Transcribe the entries that follow, word for word.

▶ Dataset excerpts
▶

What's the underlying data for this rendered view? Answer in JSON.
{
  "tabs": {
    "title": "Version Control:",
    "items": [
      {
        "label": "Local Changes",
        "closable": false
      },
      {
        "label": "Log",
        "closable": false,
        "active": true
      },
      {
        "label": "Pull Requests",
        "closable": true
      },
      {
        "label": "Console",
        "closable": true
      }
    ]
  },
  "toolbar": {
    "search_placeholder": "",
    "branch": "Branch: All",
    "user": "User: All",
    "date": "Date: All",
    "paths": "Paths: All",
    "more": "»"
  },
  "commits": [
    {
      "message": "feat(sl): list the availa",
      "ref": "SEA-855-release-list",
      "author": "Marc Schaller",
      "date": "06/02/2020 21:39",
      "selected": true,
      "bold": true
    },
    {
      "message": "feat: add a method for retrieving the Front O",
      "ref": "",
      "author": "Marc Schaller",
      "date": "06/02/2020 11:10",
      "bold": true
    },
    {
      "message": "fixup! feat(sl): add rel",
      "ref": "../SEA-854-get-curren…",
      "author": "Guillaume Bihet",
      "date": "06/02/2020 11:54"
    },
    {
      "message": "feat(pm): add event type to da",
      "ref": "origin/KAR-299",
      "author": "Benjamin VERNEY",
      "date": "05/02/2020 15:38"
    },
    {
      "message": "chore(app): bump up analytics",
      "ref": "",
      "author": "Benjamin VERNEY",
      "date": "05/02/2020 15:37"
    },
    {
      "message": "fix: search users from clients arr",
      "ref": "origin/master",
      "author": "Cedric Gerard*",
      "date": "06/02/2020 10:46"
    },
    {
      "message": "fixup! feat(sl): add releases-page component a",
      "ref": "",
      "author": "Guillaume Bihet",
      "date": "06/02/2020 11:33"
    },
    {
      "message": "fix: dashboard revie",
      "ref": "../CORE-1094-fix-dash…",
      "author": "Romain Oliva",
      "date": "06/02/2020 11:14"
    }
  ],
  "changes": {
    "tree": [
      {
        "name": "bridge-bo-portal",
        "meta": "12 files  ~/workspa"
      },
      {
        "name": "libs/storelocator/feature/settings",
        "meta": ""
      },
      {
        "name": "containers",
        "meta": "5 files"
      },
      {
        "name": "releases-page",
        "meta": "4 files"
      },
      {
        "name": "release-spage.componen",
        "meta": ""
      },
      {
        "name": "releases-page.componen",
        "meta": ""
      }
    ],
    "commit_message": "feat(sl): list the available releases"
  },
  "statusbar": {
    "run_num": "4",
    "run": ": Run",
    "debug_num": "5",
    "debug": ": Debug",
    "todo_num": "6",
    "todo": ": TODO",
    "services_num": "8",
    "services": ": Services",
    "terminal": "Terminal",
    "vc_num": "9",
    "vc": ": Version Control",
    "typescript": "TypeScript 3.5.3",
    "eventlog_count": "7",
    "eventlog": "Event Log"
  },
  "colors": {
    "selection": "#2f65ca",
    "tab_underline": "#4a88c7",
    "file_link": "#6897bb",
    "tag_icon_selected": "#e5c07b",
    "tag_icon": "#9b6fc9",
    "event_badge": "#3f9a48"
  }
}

◀

▶ Result of this exercise
What's the underlying data for this rendered view? Answer in JSON.
{
  "tabs": {
    "title": "Version Control:",
    "items": [
      {
        "label": "Local Changes",
        "closable": false
      },
      {
        "label": "Log",
        "closable": false,
        "active": true
      },
      {
        "label": "Pull Requests",
        "closable": true
      },
      {
        "label": "Console",
        "closable": true
      }
    ]
  },
  "toolbar": {
    "search_placeholder": "",
    "branch": "Branch: All",
    "user": "User: All",
    "date": "Date: All",
    "paths": "Paths: All",
    "more": "»"
  },
  "commits": [
    {
      "message": "feat(sl): list the availa",
      "ref": "SEA-855-release-list",
      "author": "Marc Schaller",
      "date": "06/02/2020 21:39",
      "selected": true,
      "bold": true
    },
    {
      "message": "feat: add a method for retrieving the Front O",
      "ref": "",
      "author": "Marc Schaller",
      "date": "06/02/2020 11:10",
      "bold": true
    },
    {
      "message": "fixup! feat(sl): add rel",
      "ref": "../SEA-854-get-curren…",
      "author": "Guillaume Bihet",
      "date": "06/02/2020 11:54"
    },
    {
      "message": "feat(pm): add event type to da",
      "ref": "origin/KAR-299",
      "author": "Benjamin VERNEY",
      "date": "05/02/2020 15:38"
    },
    {
      "message": "chore(app): bump up analytics",
      "ref": "",
      "author": "Benjamin VERNEY",
      "date": "05/02/2020 15:37"
    },
    {
      "message": "fix: search users from clients arr",
      "ref": "origin/master",
      "author": "Cedric Gerard*",
      "date": "06/02/2020 10:46"
    },
    {
      "message": "fixup! feat(sl): add releases-page component a",
      "ref": "",
      "author": "Guillaume Bihet",
      "date": "06/02/2020 11:33"
    },
    {
      "message": "fix: dashboard revie",
      "ref": "../CORE-1094-fix-dash…",
      "author": "Romain Oliva",
      "date": "06/02/2020 11:14"
    }
  ],
  "changes": {
    "tree": [
      {
        "name": "bridge-bo-portal",
        "meta": "12 files  ~/workspa"
      },
      {
        "name": "libs/storelocator/feature/settings",
        "meta": ""
      },
      {
        "name": "containers",
        "meta": "5 files"
      },
      {
        "name": "releases-page",
        "meta": "4 files"
      },
      {
        "name": "release-spage.componen",
        "meta": ""
      },
      {
        "name": "releases-page.componen",
        "meta": ""
      }
    ],
    "commit_message": "feat(sl): list the available releases"
  },
  "statusbar": {
    "run_num": "4",
    "run": ": Run",
    "debug_num": "5",
    "debug": ": Debug",
    "todo_num": "6",
    "todo": ": TODO",
    "services_num": "8",
    "services": ": Services",
    "terminal": "Terminal",
    "vc_num": "9",
    "vc": ": Version Control",
    "typescript": "TypeScript 3.5.3",
    "eventlog_count": "7",
    "eventlog": "Event Log"
  },
  "colors": {
    "selection": "#2f65ca",
    "tab_underline": "#4a88c7",
    "file_link": "#6897bb",
    "tag_icon_selected": "#e5c07b",
    "tag_icon": "#9b6fc9",
    "event_badge": "#3f9a48"
  }
}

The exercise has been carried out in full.